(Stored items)
## Begin
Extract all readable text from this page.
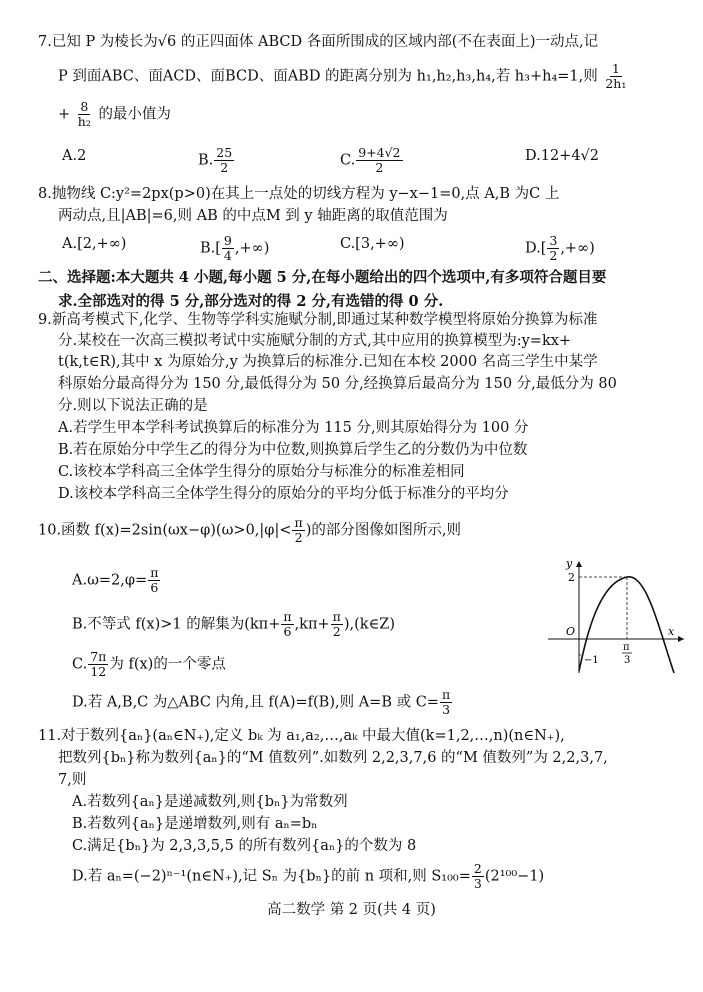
7.已知 P 为棱长为√6 的正四面体 ABCD 各面所围成的区域内部(不在表面上)一动点,记
P 到面ABC、面ACD、面BCD、面ABD 的距离分别为 h₁,h₂,h₃,h₄,若 h₃+h₄=1,则 $\frac{1}{\text{2h₁}}$
+ $\frac{8}{\text{h₂}}$ 的最小值为
A.2	B. $\frac{25}{2}$	C. $\frac{9+4√2}{2}$	D.12+4√2
8.抛物线 C:y²=2px(p>0)在其上一点处的切线方程为 y−x−1=0,点 A,B 为C 上
两动点,且|AB|=6,则 AB 的中点M 到 y 轴距离的取值范围为
A.[2,+∞)	$B.[ \frac{9}{4}$ ,+∞)	C.[3,+∞)	$D.[ \frac{3}{2}$ ,+∞)
二、选择题:本大题共 4 小题,每小题 5 分,在每小题给出的四个选项中,有多项符合题目要
求.全部选对的得 5 分,部分选对的得 2 分,有选错的得 0 分.
9.新高考模式下,化学、生物等学科实施赋分制,即通过某种数学模型将原始分换算为标准
分.某校在一次高三模拟考试中实施赋分制的方式,其中应用的换算模型为:y=kx+
t(k,t∈R),其中 x 为原始分,y 为换算后的标准分.已知在本校 2000 名高三学生中某学
科原始分最高得分为 150 分,最低得分为 50 分,经换算后最高分为 150 分,最低分为 80
分.则以下说法正确的是
A.若学生甲本学科考试换算后的标准分为 115 分,则其原始得分为 100 分
B.若在原始分中学生乙的得分为中位数,则换算后学生乙的分数仍为中位数
C.该校本学科高三全体学生得分的原始分与标准分的标准差相同
D.该校本学科高三全体学生得分的原始分的平均分低于标准分的平均分
10.函数 $f(x)=2\sin(\omega x-\varphi)(\omega>0,|\varphi|< \frac{\pi}{2}$ )的部分图像如图所示,则
$A.\omega=2,\varphi= \frac{\pi}{6}$
B.不等式 f(x)>1 的解集为($k\pi+ \frac{\pi}{6} ,k\pi+ \frac{\pi}{2}$ ),(k∈Z)
C. $\frac{7\pi}{12}$ 为 f(x)的一个零点
D.若 A,B,C 为△ABC 内角,且 f(A)=f(B),则 A=B 或 $C= \frac{\pi}{3}$
y
x
O
2
−1
π
3
11.对于数列{aₙ}(aₙ∈N₊),定义 bₖ 为 a₁,a₂,…,aₖ 中最大值(k=1,2,…,n)(n∈N₊),
把数列{bₙ}称为数列{aₙ}的“M 值数列”.如数列 2,2,3,7,6 的“M 值数列”为 2,2,3,7,
7,则
A.若数列{aₙ}是递减数列,则{bₙ}为常数列
B.若数列{aₙ}是递增数列,则有 aₙ=bₙ
C.满足{bₙ}为 2,3,3,5,5 的所有数列{aₙ}的个数为 8
D.若 aₙ=(−2)ⁿ⁻¹(n∈N₊),记 Sₙ 为{bₙ}的前 n 项和,则 $S_{100}= \frac{2}{3} (2^{100}-1)$
高二数学 第 2 页(共 4 页)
## End
§ CHALLENGE
Retype every record above exactly as written, but leave out the pictures.

§ IN RESPONSE
Extract all readable text from this page.
7.已知 P 为棱长为√6 的正四面体 ABCD 各面所围成的区域内部(不在表面上)一动点,记
P 到面ABC、面ACD、面BCD、面ABD 的距离分别为 h₁,h₂,h₃,h₄,若 h₃+h₄=1,则 $\frac{1}{\text{2h₁}}$
+ $\frac{8}{\text{h₂}}$ 的最小值为
A.2	B. $\frac{25}{2}$	C. $\frac{9+4√2}{2}$	D.12+4√2
8.抛物线 C:y²=2px(p>0)在其上一点处的切线方程为 y−x−1=0,点 A,B 为C 上
两动点,且|AB|=6,则 AB 的中点M 到 y 轴距离的取值范围为
A.[2,+∞)	$B.[ \frac{9}{4}$ ,+∞)	C.[3,+∞)	$D.[ \frac{3}{2}$ ,+∞)
二、选择题:本大题共 4 小题,每小题 5 分,在每小题给出的四个选项中,有多项符合题目要
求.全部选对的得 5 分,部分选对的得 2 分,有选错的得 0 分.
9.新高考模式下,化学、生物等学科实施赋分制,即通过某种数学模型将原始分换算为标准
分.某校在一次高三模拟考试中实施赋分制的方式,其中应用的换算模型为:y=kx+
t(k,t∈R),其中 x 为原始分,y 为换算后的标准分.已知在本校 2000 名高三学生中某学
科原始分最高得分为 150 分,最低得分为 50 分,经换算后最高分为 150 分,最低分为 80
分.则以下说法正确的是
A.若学生甲本学科考试换算后的标准分为 115 分,则其原始得分为 100 分
B.若在原始分中学生乙的得分为中位数,则换算后学生乙的分数仍为中位数
C.该校本学科高三全体学生得分的原始分与标准分的标准差相同
D.该校本学科高三全体学生得分的原始分的平均分低于标准分的平均分
10.函数 $f(x)=2\sin(\omega x-\varphi)(\omega>0,|\varphi|< \frac{\pi}{2}$ )的部分图像如图所示,则
$A.\omega=2,\varphi= \frac{\pi}{6}$
B.不等式 f(x)>1 的解集为($k\pi+ \frac{\pi}{6} ,k\pi+ \frac{\pi}{2}$ ),(k∈Z)
C. $\frac{7\pi}{12}$ 为 f(x)的一个零点
D.若 A,B,C 为△ABC 内角,且 f(A)=f(B),则 A=B 或 $C= \frac{\pi}{3}$
y
x
O
2
−1
π
3
11.对于数列{aₙ}(aₙ∈N₊),定义 bₖ 为 a₁,a₂,…,aₖ 中最大值(k=1,2,…,n)(n∈N₊),
把数列{bₙ}称为数列{aₙ}的“M 值数列”.如数列 2,2,3,7,6 的“M 值数列”为 2,2,3,7,
7,则
A.若数列{aₙ}是递减数列,则{bₙ}为常数列
B.若数列{aₙ}是递增数列,则有 aₙ=bₙ
C.满足{bₙ}为 2,3,3,5,5 的所有数列{aₙ}的个数为 8
D.若 aₙ=(−2)ⁿ⁻¹(n∈N₊),记 Sₙ 为{bₙ}的前 n 项和,则 $S_{100}= \frac{2}{3} (2^{100}-1)$
高二数学 第 2 页(共 4 页)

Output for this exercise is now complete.